* start Given records *

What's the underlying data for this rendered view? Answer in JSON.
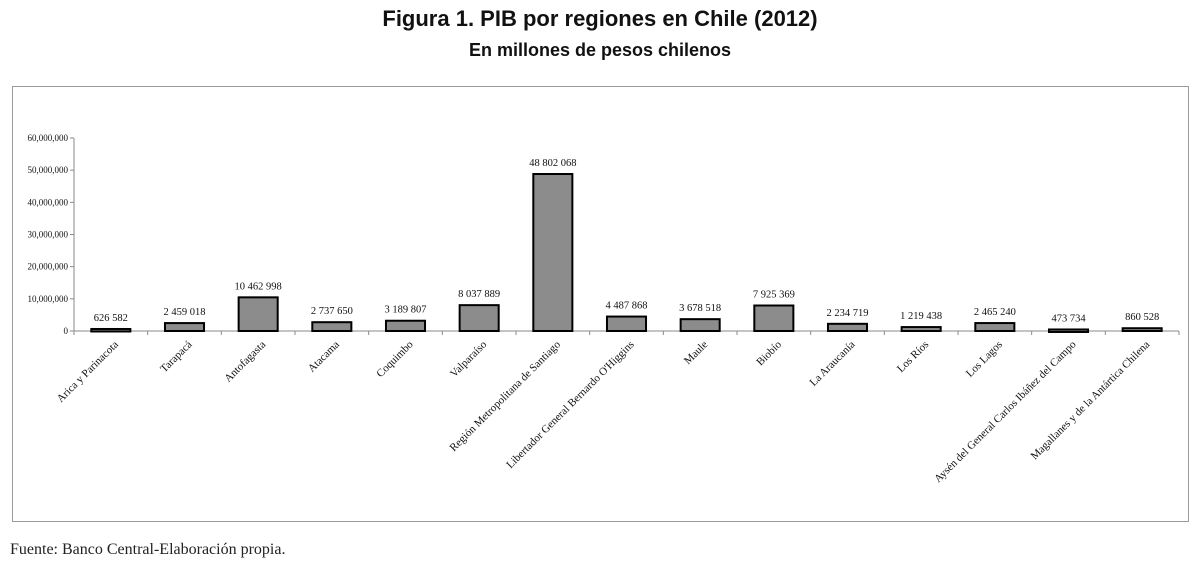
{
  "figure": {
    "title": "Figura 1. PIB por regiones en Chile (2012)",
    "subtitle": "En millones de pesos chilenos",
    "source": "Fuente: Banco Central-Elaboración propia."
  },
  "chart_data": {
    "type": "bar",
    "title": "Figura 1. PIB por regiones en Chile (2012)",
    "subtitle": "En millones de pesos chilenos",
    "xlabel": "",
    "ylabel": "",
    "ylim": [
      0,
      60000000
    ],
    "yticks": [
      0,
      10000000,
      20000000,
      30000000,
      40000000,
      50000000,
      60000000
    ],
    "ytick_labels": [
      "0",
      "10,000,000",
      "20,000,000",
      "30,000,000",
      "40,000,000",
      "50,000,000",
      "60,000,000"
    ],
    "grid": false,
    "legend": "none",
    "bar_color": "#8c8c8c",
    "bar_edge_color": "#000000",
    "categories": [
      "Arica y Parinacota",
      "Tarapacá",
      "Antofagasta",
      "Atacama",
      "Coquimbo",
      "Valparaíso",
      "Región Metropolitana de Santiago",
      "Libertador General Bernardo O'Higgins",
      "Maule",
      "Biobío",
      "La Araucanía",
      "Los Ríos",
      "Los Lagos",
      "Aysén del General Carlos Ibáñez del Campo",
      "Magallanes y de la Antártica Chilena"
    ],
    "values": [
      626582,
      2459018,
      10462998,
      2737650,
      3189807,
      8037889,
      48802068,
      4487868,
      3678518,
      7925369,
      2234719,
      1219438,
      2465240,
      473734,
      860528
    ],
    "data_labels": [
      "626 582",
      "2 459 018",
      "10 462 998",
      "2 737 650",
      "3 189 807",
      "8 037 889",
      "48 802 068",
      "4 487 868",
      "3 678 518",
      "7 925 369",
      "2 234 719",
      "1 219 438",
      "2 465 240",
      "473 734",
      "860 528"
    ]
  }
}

* end Given records *
* start Given records *

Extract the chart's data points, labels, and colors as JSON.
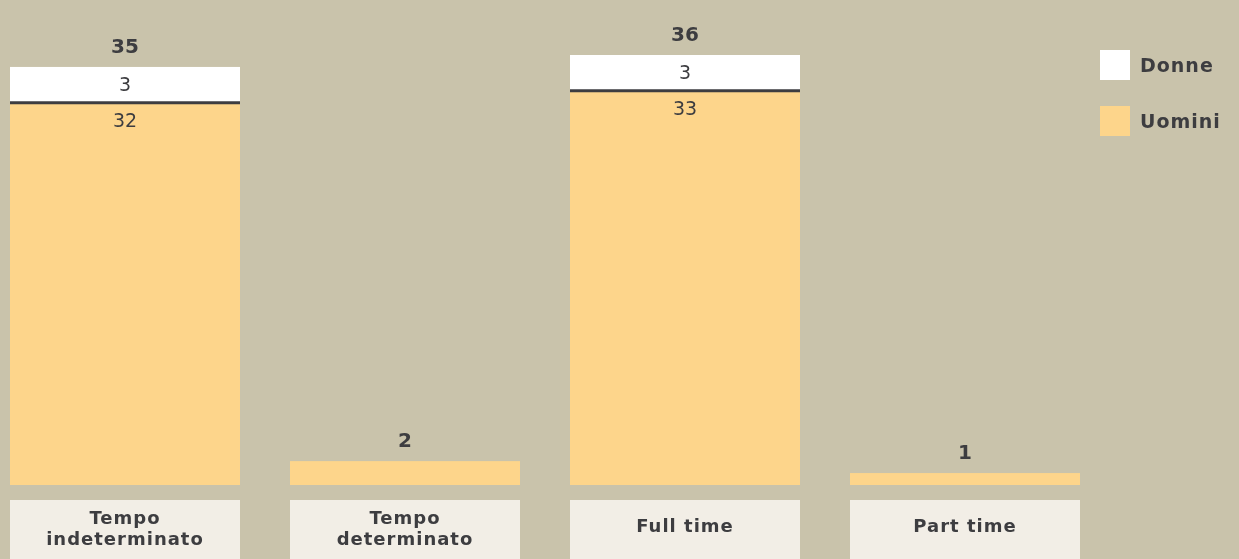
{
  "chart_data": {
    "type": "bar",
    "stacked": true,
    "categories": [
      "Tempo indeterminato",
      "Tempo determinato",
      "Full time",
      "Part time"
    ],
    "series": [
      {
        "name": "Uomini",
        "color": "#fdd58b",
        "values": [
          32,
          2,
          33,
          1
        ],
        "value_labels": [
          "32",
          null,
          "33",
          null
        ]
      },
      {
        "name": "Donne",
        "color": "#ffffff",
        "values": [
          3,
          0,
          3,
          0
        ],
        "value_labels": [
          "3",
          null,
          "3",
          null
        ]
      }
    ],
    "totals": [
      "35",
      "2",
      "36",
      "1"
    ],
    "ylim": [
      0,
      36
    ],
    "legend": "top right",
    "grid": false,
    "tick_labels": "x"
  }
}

* end Given records *
* start Given records *

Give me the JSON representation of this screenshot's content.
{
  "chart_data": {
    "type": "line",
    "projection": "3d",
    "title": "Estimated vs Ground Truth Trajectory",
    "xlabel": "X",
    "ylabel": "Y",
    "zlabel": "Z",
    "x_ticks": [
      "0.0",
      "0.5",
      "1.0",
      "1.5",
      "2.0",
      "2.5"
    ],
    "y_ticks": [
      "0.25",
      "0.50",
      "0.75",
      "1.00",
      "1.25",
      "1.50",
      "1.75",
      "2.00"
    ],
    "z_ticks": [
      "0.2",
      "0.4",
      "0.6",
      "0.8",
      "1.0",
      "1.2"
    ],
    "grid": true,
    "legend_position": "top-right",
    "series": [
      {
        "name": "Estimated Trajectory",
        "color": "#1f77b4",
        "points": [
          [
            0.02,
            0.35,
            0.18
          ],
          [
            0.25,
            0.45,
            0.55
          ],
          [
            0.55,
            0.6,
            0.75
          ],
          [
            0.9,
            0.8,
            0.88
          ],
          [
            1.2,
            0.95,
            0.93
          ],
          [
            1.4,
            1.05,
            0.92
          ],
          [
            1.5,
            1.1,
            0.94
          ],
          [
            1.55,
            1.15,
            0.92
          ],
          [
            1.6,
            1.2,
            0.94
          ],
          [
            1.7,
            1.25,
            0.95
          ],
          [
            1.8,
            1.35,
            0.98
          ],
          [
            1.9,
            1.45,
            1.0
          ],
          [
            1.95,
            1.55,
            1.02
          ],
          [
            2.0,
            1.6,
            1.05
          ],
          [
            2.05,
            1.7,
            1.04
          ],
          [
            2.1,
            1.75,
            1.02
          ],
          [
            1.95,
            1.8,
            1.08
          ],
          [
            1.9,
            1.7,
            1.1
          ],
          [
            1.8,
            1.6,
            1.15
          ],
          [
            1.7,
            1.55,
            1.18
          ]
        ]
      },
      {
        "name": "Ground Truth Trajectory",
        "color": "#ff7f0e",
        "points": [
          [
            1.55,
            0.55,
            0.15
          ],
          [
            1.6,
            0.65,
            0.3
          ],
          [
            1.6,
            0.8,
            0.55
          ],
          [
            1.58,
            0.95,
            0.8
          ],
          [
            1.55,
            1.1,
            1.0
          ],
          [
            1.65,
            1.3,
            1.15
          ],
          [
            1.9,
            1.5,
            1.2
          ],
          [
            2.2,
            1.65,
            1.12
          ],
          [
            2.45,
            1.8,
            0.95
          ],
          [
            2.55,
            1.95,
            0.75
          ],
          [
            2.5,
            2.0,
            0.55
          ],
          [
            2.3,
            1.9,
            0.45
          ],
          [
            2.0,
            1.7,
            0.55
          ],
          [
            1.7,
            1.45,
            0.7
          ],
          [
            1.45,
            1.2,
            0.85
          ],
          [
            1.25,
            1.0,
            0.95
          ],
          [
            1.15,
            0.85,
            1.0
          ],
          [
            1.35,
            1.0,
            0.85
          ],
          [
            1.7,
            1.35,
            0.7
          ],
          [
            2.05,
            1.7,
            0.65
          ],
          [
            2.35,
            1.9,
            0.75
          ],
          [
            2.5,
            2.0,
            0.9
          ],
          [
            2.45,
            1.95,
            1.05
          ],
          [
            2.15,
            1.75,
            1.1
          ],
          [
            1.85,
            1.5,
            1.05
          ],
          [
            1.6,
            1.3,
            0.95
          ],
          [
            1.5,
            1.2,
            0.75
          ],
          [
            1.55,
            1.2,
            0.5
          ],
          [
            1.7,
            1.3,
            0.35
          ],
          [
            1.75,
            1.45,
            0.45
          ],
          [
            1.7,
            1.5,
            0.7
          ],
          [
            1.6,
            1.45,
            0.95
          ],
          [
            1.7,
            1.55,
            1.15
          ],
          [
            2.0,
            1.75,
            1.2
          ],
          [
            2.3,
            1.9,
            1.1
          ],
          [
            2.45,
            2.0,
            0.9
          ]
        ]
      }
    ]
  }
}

* end Given records *

*Exercise brief:*
Pick out the lines that include the word "this" and write them out.

*Expected answer:*
What's the underlying data for this rendered view? Answer in JSON.
Give me the JSON representation of this screenshot's content.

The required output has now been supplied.